# THE PROBLEM
Look through the data below. Pick out the lines holding the string "date".

Stored entries:
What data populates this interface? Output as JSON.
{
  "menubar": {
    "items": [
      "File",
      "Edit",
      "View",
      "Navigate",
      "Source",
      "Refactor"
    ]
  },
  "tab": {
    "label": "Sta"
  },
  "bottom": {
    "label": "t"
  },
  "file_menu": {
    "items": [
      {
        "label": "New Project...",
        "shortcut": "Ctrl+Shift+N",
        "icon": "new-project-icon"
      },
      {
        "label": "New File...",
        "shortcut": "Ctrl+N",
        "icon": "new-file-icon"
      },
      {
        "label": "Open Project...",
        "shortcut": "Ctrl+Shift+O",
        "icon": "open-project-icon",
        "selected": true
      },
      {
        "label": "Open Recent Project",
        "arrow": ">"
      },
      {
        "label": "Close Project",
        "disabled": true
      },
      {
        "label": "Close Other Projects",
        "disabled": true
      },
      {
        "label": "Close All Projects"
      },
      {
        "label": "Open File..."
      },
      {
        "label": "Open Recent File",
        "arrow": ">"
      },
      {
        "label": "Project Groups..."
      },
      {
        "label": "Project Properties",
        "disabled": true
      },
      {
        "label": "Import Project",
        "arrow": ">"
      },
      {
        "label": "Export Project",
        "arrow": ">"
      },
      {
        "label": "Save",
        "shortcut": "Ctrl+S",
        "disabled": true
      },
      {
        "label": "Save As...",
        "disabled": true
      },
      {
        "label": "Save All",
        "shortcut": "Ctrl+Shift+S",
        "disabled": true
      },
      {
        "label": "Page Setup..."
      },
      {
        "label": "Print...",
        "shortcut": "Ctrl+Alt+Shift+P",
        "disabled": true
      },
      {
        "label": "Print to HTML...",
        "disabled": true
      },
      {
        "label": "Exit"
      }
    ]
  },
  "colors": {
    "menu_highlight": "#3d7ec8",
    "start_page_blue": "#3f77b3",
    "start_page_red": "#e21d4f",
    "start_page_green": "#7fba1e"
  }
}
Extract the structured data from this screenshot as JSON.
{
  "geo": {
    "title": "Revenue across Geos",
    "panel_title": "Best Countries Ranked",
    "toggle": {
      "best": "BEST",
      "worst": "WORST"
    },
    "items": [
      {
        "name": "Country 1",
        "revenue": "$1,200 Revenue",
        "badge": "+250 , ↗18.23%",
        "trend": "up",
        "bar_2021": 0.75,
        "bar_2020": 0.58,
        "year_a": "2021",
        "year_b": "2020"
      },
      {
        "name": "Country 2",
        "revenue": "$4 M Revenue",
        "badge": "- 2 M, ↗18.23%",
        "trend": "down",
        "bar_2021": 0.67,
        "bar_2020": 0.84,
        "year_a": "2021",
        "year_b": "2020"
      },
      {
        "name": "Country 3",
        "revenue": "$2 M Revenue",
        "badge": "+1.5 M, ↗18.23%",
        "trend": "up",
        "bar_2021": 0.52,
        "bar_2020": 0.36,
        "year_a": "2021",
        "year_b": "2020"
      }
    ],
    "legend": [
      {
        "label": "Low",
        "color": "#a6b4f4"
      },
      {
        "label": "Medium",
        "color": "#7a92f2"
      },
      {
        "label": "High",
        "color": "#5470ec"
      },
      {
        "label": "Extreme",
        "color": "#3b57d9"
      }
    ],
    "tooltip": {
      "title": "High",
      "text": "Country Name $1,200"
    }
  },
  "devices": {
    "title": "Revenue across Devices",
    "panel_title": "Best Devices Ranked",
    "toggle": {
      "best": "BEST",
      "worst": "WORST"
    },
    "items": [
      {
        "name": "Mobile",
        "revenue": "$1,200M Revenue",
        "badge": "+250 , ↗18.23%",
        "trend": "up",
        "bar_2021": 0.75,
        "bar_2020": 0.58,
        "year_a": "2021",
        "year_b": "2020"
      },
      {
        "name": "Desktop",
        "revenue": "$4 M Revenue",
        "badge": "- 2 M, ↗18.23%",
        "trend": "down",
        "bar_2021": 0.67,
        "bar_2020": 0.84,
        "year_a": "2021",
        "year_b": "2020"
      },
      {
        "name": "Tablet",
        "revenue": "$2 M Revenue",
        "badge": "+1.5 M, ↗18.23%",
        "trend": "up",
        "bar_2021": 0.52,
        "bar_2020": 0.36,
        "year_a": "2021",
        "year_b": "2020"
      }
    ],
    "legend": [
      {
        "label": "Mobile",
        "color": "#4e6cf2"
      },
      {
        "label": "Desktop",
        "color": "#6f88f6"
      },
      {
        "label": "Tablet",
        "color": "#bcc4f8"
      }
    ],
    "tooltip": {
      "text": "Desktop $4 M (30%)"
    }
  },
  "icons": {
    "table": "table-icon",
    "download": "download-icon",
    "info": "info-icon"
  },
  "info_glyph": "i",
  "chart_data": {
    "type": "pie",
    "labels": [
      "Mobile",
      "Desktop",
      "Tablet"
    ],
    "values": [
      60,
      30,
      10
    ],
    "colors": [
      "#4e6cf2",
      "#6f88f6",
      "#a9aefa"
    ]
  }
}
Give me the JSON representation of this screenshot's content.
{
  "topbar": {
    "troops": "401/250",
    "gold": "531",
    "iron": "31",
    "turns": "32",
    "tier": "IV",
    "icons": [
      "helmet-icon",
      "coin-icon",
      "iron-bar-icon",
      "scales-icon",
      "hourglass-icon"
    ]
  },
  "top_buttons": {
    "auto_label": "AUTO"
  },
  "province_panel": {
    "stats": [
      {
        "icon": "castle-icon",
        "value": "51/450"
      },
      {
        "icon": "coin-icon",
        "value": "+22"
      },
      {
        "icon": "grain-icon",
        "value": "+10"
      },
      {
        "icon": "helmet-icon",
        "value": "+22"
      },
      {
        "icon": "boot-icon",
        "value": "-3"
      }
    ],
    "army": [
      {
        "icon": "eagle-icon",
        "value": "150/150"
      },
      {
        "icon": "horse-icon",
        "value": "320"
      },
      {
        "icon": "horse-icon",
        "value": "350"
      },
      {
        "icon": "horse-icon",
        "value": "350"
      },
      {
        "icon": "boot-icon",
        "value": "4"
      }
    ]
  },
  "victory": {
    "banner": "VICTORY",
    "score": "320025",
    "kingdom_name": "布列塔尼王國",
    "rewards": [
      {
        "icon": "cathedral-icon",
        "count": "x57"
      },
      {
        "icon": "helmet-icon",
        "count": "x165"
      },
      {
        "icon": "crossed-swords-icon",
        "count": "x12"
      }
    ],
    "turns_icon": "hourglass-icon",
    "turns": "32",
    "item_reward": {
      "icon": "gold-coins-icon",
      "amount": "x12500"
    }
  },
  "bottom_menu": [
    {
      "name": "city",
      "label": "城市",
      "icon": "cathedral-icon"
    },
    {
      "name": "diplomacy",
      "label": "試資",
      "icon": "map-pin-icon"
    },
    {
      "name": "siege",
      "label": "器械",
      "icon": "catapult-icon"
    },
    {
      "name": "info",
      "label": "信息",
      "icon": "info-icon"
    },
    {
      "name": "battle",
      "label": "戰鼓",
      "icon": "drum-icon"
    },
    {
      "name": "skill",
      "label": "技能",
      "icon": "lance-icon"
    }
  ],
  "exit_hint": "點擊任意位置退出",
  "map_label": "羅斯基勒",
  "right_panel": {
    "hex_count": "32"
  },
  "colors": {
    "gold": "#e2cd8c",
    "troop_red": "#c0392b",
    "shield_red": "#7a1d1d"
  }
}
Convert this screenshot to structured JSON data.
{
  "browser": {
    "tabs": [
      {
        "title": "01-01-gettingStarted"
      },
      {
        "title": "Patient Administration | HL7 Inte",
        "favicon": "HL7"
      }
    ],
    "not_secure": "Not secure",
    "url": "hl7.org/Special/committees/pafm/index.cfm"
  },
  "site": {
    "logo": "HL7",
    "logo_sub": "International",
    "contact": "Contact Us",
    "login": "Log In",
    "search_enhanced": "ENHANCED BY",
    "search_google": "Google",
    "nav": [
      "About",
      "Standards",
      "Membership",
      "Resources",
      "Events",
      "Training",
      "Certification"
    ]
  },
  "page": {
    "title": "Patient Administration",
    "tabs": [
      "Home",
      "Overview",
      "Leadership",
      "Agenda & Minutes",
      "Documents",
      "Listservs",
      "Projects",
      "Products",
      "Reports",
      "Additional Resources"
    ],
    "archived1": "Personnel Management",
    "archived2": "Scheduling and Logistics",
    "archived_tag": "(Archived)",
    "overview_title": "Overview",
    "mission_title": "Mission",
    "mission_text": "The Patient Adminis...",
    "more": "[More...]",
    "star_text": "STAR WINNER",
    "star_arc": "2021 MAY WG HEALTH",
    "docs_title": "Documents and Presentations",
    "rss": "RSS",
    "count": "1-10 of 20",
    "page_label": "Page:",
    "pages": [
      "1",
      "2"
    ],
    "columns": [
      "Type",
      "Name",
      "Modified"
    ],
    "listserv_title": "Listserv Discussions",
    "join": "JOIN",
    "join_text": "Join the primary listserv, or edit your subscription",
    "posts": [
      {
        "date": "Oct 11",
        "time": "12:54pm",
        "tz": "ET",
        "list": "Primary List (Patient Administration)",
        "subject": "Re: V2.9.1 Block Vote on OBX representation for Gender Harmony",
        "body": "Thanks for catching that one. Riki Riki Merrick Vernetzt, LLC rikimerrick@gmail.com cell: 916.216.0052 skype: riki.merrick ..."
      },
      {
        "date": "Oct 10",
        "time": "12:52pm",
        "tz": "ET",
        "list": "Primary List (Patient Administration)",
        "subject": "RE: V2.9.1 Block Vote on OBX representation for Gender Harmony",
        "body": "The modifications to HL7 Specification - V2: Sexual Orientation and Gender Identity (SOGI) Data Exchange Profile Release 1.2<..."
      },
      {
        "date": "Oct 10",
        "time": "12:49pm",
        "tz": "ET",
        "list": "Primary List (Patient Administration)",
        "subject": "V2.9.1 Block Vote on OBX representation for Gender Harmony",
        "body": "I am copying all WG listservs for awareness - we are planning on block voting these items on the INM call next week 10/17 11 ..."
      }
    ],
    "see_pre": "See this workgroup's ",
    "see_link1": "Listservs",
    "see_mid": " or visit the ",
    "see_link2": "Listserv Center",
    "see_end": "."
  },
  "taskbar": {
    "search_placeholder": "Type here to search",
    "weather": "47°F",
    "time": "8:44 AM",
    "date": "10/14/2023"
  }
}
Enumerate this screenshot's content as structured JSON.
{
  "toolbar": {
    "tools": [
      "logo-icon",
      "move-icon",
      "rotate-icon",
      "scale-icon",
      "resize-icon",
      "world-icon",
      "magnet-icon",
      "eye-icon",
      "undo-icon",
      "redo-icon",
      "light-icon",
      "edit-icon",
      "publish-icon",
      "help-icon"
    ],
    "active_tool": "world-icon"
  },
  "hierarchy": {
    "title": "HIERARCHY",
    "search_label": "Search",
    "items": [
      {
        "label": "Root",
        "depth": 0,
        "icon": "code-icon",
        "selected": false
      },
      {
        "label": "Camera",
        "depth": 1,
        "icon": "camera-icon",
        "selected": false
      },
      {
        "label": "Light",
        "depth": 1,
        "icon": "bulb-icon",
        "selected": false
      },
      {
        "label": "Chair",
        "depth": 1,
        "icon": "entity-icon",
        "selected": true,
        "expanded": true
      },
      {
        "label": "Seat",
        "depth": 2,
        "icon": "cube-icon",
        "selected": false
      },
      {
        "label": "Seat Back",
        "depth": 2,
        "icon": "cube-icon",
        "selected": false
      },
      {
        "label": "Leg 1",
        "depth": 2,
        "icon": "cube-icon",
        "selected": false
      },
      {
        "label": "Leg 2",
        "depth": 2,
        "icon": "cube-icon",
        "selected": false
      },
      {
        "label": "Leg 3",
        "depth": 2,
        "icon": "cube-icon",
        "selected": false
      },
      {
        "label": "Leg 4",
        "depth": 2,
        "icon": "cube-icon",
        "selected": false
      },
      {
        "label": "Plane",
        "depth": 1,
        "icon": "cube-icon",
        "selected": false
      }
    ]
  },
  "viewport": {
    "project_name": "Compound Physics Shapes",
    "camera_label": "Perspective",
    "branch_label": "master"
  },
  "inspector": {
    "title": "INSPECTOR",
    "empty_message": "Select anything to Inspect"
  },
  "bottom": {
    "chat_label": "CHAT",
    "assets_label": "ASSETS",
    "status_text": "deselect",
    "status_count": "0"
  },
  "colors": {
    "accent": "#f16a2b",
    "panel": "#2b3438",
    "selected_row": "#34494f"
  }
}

# TASK OUTPUT
        "date": "Oct 11",
        "date": "Oct 10",
        "date": "Oct 10",
    "date": "10/14/2023"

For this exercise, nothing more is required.